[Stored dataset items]
* * *
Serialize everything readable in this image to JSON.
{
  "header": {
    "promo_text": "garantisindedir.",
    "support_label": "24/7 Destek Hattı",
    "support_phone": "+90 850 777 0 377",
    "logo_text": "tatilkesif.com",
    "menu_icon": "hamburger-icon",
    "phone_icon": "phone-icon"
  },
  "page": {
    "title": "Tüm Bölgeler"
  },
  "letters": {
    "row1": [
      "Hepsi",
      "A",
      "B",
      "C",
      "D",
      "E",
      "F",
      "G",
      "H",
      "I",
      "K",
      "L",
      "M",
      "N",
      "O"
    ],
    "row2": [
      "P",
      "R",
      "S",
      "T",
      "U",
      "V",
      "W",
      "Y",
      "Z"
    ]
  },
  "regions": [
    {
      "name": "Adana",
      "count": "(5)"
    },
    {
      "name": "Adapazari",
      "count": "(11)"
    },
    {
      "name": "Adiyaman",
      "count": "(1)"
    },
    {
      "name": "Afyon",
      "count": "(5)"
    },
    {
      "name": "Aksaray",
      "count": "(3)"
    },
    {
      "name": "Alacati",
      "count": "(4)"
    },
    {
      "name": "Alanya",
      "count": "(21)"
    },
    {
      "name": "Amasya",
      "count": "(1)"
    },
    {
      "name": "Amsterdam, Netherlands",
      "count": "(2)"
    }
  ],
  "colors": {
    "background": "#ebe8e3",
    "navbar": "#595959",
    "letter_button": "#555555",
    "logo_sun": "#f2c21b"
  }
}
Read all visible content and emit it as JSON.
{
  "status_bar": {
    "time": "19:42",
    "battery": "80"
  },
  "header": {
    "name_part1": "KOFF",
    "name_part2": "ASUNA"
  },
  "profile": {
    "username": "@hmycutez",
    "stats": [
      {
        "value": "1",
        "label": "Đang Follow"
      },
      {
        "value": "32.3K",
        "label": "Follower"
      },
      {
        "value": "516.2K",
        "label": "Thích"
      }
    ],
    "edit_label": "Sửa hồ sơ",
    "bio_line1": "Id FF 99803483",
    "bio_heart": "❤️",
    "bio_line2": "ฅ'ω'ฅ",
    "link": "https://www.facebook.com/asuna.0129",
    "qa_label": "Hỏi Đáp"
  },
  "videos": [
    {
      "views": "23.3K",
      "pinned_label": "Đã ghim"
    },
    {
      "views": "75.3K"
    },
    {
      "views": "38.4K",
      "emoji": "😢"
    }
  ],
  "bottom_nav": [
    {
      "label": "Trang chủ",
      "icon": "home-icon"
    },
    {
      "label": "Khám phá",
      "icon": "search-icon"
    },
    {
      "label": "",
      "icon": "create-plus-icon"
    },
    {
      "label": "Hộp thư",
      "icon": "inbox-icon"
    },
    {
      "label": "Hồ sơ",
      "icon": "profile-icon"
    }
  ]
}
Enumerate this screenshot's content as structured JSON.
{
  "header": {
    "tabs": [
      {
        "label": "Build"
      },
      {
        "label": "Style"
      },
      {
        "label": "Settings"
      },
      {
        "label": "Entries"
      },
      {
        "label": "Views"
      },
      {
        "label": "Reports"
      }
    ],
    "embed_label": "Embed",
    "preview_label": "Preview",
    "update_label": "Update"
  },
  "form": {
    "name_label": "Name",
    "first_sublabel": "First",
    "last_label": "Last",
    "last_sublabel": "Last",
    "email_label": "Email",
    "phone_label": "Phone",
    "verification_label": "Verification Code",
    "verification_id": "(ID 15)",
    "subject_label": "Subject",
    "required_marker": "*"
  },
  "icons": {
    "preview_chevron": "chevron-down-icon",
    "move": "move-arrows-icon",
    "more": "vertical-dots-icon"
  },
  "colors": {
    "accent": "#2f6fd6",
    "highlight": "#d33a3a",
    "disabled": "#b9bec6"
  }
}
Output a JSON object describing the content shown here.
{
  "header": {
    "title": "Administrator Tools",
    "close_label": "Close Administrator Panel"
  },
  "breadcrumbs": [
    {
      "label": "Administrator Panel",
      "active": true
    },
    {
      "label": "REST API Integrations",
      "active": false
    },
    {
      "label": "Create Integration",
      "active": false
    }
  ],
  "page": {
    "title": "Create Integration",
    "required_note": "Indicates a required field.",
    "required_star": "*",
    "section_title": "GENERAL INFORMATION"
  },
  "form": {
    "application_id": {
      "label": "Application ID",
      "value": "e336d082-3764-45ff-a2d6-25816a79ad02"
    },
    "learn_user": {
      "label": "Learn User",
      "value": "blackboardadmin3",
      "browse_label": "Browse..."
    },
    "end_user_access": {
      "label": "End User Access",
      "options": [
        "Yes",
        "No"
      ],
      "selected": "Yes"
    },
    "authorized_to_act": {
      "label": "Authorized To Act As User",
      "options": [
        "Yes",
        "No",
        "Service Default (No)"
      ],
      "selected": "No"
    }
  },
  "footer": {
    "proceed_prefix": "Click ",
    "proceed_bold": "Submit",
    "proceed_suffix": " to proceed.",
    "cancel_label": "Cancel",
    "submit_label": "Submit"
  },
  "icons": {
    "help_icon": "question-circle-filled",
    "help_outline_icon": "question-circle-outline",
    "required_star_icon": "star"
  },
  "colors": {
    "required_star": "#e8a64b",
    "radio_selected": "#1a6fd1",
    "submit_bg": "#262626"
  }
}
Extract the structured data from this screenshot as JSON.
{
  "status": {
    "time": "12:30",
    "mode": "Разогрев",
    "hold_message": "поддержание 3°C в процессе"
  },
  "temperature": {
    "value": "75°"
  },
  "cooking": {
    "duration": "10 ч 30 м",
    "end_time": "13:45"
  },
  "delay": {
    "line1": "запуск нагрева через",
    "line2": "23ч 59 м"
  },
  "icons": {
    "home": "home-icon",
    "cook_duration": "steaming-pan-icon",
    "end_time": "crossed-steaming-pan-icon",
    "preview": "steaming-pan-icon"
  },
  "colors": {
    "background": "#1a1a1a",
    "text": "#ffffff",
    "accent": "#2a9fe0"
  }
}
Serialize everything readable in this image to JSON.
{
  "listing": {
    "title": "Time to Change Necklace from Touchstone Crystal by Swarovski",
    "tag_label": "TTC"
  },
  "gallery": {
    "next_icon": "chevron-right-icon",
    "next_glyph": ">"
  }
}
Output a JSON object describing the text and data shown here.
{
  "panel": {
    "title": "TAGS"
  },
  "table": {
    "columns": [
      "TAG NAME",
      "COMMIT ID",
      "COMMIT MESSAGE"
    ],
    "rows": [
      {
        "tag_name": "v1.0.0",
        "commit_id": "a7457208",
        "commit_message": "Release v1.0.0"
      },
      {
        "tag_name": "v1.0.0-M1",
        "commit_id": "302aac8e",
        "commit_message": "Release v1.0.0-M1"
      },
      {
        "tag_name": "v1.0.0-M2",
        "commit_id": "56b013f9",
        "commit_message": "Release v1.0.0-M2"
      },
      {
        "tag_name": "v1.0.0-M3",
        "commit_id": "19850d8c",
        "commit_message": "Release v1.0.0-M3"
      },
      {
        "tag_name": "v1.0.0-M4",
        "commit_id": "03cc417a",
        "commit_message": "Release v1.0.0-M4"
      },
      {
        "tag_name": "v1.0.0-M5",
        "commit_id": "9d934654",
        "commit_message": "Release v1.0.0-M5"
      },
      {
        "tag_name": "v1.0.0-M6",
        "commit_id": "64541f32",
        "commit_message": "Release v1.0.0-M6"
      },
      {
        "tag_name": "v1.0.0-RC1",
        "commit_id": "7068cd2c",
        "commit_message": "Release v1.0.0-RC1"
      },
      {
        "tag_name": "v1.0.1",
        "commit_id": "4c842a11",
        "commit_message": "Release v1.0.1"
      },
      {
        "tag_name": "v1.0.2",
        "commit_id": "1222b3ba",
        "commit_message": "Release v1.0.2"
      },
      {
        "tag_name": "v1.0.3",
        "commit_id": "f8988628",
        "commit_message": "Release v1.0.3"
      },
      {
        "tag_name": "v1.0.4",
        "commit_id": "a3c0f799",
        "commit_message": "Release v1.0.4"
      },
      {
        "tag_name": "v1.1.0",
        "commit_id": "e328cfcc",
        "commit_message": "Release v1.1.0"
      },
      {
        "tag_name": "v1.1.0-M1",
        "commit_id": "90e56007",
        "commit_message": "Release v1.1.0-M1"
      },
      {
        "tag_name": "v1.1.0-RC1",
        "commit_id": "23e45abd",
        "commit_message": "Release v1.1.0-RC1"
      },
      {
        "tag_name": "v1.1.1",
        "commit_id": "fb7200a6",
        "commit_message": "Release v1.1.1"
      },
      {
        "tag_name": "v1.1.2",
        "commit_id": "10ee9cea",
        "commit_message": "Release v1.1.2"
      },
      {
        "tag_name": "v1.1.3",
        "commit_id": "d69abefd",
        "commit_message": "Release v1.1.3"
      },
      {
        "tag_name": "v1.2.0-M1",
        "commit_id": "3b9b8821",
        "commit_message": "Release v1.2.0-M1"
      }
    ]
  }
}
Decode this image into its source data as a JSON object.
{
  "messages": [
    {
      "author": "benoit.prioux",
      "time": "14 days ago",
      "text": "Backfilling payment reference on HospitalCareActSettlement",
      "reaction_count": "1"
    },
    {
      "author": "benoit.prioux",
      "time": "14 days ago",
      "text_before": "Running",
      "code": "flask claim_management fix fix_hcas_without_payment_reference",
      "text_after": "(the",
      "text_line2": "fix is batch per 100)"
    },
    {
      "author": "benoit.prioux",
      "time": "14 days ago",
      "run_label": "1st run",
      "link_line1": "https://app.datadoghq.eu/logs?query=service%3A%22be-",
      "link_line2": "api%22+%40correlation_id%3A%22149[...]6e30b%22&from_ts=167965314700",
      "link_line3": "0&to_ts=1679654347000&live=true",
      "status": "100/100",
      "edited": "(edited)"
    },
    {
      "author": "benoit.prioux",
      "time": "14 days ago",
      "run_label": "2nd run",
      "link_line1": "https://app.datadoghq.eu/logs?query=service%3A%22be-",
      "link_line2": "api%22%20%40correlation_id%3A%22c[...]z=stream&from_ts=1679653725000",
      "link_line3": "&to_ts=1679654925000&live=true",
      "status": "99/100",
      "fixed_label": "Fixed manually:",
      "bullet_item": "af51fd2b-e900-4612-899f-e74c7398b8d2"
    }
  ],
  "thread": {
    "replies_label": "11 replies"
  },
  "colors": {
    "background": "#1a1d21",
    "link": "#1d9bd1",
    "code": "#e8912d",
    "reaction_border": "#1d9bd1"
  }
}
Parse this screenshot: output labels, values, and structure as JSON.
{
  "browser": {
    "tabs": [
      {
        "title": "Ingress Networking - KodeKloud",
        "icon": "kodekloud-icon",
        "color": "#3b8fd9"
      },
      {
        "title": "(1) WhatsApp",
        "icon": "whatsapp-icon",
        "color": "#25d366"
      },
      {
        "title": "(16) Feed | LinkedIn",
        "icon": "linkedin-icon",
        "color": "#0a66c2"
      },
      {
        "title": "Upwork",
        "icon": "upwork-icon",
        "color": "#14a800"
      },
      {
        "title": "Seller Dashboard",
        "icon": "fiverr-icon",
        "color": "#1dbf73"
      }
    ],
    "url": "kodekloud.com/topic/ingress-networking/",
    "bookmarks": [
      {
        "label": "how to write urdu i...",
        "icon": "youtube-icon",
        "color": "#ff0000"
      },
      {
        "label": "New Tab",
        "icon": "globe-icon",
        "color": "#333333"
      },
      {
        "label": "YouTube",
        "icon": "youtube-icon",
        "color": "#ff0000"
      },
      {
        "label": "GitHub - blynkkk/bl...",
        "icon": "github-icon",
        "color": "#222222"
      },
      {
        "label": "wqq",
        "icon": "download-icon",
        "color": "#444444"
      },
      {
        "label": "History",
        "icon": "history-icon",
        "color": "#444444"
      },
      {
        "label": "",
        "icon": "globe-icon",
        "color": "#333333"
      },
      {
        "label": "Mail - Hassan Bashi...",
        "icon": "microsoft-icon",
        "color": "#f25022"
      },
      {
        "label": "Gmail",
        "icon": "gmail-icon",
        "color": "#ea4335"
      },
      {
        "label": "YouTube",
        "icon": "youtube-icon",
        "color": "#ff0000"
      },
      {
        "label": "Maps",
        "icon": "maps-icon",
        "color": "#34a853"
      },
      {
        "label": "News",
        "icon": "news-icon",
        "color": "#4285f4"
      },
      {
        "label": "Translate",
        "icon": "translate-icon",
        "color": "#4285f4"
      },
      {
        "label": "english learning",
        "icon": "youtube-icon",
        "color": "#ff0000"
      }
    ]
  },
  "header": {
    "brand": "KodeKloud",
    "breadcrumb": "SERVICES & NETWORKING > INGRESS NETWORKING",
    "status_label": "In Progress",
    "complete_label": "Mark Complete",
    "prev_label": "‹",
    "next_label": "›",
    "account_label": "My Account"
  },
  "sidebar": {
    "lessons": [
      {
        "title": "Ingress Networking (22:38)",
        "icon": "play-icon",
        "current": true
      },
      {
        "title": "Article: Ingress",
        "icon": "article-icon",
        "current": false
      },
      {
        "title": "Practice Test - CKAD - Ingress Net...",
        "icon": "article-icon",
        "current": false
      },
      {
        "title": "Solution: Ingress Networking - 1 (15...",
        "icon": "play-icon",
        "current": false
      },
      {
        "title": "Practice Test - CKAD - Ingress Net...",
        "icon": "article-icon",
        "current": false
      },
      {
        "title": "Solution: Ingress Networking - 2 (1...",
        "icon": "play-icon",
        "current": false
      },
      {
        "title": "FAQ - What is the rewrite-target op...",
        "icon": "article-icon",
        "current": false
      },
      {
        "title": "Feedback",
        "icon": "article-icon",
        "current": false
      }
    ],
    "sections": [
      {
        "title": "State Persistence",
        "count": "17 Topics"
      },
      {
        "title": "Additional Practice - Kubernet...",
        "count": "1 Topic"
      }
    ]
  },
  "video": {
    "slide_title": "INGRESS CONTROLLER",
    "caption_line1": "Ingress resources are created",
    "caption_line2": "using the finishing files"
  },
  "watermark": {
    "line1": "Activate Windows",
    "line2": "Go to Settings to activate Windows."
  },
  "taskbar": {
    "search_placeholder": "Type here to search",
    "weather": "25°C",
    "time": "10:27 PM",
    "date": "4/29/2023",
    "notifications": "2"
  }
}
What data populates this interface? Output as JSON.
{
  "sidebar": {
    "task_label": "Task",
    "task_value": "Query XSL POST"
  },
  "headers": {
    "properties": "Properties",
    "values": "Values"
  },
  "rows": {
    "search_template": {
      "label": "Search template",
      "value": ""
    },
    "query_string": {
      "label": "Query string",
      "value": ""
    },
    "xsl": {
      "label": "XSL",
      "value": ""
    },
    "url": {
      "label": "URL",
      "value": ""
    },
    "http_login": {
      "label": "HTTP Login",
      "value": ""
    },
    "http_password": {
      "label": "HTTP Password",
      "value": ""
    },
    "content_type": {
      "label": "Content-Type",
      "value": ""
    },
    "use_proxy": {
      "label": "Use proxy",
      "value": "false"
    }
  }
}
* * *
* Instruction *
Collect each line above holding the string "circle".

* The reply *
    "help_icon": "question-circle-filled",
    "help_outline_icon": "question-circle-outline",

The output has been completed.